Exercise => Whenever a line below holds the word "heading", copy that line.

Records to process =>
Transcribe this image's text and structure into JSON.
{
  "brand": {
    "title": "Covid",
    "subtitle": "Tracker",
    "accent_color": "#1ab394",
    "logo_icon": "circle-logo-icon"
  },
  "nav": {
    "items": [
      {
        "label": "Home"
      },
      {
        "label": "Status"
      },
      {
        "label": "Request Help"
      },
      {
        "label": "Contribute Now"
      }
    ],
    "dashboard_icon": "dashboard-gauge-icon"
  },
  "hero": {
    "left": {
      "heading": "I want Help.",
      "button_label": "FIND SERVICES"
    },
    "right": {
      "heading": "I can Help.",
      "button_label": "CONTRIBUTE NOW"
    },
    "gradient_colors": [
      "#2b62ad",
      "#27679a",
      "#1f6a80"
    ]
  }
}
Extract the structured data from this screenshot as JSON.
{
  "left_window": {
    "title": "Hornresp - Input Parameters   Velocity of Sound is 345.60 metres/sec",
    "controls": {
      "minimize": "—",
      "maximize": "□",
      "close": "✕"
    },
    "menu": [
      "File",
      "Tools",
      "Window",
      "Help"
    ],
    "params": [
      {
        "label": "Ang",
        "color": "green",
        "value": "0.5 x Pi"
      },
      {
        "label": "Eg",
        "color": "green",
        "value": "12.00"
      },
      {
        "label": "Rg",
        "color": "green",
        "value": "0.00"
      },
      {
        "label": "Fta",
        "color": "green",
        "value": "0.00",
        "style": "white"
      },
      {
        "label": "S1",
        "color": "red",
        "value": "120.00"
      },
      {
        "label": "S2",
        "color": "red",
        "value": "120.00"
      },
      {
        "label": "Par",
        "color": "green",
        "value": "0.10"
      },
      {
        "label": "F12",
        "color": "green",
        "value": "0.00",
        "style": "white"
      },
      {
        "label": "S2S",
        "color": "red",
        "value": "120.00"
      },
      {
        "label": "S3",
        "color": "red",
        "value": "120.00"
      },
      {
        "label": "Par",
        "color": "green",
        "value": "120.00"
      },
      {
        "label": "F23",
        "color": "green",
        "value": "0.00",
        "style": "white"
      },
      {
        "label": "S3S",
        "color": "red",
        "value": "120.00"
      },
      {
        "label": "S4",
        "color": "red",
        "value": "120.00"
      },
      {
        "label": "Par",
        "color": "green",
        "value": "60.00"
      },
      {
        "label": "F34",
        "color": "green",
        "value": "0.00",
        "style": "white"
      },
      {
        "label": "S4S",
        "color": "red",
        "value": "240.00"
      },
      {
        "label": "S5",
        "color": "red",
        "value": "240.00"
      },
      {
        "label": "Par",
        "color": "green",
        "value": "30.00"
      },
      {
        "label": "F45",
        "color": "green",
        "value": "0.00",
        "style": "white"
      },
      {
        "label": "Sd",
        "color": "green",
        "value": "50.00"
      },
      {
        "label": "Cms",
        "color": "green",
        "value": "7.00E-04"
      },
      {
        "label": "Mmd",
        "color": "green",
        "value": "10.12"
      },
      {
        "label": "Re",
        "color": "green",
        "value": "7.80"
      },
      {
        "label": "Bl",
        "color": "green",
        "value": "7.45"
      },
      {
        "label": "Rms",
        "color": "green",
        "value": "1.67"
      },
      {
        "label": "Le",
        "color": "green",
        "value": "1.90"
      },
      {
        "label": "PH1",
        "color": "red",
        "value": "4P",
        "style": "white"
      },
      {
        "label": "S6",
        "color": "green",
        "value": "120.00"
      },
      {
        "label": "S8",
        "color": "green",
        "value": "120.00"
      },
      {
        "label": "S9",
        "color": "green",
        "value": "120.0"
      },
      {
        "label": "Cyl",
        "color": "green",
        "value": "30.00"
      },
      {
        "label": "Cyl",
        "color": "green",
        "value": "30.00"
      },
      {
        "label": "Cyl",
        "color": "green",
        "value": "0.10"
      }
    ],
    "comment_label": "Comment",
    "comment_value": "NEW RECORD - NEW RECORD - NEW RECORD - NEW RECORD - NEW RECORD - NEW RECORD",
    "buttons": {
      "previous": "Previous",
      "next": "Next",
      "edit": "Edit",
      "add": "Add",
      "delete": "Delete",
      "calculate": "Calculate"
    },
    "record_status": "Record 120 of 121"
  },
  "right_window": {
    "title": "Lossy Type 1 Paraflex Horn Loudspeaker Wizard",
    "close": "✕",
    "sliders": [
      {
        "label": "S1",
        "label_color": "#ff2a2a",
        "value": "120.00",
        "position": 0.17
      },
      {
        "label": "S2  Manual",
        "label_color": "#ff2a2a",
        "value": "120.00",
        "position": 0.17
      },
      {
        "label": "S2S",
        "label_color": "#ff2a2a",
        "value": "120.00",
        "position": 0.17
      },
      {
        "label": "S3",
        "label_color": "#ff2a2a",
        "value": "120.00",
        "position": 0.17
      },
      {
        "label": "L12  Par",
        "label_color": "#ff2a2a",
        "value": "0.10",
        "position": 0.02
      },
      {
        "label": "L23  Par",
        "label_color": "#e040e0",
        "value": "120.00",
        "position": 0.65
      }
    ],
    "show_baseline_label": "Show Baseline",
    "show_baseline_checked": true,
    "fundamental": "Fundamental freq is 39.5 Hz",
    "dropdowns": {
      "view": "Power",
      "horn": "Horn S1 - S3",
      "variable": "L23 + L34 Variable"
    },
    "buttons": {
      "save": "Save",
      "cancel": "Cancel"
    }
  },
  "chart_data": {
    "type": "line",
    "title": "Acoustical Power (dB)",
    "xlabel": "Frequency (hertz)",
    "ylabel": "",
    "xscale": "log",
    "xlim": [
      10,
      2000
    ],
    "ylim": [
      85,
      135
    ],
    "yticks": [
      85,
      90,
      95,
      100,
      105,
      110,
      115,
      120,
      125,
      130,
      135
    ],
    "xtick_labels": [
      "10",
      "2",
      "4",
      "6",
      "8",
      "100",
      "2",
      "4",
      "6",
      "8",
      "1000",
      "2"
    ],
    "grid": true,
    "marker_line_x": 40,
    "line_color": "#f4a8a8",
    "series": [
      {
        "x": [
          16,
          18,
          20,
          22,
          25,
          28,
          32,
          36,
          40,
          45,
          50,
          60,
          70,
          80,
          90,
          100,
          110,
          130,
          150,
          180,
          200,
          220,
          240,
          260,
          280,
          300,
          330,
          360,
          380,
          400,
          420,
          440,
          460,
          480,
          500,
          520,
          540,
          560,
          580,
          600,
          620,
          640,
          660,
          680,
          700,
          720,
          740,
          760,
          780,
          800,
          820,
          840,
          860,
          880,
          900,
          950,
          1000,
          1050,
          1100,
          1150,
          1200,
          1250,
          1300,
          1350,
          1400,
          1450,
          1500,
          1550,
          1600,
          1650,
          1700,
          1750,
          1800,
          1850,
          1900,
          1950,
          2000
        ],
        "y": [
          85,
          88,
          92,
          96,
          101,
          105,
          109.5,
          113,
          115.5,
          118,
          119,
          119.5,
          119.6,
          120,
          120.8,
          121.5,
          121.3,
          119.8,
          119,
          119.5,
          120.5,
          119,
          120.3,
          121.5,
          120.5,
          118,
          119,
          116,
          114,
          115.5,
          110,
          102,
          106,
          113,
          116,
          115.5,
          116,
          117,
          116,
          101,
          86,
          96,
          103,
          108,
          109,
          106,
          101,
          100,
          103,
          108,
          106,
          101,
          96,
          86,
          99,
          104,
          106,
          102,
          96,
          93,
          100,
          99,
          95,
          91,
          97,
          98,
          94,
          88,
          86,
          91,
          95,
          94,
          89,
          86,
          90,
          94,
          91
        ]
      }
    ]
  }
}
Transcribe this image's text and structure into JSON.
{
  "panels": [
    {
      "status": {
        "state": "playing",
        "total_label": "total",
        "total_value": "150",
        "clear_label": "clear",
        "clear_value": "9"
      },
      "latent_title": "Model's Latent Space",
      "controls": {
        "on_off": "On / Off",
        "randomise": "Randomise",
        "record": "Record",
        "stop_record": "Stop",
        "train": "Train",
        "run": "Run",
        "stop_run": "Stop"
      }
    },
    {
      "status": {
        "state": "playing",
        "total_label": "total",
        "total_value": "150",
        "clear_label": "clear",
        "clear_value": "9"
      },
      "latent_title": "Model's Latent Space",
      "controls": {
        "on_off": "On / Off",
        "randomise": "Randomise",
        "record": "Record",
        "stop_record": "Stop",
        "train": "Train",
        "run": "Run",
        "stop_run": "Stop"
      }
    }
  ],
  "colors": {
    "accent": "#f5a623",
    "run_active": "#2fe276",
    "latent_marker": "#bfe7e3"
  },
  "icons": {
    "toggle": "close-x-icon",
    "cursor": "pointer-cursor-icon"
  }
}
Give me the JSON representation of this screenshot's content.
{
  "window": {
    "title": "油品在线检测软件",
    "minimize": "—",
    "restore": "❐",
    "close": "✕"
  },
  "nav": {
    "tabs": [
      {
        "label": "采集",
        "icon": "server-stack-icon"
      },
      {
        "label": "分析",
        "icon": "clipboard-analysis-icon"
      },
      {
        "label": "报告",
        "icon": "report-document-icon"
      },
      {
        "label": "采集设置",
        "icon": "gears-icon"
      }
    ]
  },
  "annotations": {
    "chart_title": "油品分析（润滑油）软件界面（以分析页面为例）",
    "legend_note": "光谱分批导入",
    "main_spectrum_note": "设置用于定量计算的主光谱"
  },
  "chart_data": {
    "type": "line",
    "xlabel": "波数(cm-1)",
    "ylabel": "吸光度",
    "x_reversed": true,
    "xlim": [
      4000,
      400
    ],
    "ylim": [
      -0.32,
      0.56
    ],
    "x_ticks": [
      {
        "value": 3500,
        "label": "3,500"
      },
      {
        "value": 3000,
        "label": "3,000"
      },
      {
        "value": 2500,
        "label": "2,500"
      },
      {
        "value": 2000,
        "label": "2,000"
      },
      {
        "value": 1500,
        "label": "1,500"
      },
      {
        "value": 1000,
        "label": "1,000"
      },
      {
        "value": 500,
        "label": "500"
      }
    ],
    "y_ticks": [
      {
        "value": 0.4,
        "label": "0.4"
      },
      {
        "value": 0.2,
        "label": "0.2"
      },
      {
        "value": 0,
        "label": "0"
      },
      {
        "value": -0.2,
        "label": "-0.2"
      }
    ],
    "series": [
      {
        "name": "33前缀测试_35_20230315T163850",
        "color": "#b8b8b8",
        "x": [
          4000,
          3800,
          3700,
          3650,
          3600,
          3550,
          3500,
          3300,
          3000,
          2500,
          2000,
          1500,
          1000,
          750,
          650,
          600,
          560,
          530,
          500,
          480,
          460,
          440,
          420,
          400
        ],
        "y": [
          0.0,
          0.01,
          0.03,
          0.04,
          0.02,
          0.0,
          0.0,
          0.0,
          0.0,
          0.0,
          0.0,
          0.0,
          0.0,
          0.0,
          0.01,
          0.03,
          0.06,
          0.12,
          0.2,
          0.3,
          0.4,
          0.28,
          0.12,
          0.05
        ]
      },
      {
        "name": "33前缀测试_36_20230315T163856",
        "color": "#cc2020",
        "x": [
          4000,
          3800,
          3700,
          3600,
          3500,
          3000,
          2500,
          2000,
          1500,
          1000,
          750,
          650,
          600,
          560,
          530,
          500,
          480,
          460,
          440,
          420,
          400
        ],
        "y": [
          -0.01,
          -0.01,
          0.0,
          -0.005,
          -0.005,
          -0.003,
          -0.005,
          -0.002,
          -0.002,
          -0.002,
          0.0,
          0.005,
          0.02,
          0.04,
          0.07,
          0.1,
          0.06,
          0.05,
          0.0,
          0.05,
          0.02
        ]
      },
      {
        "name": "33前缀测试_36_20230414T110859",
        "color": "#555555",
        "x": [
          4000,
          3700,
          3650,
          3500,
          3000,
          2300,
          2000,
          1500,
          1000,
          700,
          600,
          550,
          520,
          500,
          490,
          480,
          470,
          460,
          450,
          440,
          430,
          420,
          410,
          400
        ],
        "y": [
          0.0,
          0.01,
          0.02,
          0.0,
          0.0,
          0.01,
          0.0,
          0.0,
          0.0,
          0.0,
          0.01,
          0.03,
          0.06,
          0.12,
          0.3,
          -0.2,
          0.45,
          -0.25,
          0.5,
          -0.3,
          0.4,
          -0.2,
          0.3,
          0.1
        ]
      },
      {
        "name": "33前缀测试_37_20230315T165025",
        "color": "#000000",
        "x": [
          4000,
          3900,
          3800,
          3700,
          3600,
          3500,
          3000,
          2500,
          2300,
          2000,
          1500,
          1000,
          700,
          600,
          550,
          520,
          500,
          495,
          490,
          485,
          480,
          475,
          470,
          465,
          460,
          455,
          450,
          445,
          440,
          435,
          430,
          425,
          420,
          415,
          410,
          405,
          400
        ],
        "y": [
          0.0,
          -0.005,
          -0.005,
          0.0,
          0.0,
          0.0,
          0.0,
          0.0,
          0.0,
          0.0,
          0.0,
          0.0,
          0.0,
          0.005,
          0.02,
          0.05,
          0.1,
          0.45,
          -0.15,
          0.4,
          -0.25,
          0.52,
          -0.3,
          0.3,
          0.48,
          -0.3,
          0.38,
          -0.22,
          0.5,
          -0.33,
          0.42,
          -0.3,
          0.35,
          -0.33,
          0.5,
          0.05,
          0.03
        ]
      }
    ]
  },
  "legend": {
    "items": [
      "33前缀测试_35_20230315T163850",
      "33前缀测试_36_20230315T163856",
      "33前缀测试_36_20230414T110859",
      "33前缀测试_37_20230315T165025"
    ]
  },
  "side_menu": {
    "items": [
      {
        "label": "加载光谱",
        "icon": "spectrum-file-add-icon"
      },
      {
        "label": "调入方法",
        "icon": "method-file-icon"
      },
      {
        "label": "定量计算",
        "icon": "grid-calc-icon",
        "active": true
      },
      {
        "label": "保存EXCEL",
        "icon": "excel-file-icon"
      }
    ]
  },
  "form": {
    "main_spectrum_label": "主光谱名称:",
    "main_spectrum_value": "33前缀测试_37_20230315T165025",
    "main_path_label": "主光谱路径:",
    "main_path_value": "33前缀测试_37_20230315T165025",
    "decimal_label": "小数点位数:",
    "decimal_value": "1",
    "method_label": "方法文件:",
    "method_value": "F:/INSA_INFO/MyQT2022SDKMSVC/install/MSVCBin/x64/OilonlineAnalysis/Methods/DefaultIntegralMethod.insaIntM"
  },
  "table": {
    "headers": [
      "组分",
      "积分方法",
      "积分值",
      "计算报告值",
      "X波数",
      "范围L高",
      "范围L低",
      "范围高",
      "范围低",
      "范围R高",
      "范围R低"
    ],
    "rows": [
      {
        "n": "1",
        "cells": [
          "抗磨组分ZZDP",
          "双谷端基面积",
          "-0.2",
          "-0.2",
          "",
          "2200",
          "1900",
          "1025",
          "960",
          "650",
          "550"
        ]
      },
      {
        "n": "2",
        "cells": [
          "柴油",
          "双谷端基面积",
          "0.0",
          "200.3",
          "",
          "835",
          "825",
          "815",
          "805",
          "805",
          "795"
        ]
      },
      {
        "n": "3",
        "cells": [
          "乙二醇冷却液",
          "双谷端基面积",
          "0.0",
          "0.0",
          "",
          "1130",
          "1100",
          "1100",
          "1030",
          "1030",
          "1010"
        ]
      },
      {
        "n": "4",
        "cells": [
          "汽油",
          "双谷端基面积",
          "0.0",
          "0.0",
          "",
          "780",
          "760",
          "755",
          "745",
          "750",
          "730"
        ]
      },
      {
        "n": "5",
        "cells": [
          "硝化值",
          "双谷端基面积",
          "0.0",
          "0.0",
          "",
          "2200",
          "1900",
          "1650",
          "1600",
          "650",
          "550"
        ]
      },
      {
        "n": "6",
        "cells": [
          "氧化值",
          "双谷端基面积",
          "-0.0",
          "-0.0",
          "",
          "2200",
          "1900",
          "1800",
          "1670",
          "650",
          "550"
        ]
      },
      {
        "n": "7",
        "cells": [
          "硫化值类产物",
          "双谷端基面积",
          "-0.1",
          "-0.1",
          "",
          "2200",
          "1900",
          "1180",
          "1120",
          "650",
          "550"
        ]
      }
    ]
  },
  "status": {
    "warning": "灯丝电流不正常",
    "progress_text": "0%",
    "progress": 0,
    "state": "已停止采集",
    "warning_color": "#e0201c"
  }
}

The reply =>
      "heading": "I want Help.",
      "heading": "I can Help.",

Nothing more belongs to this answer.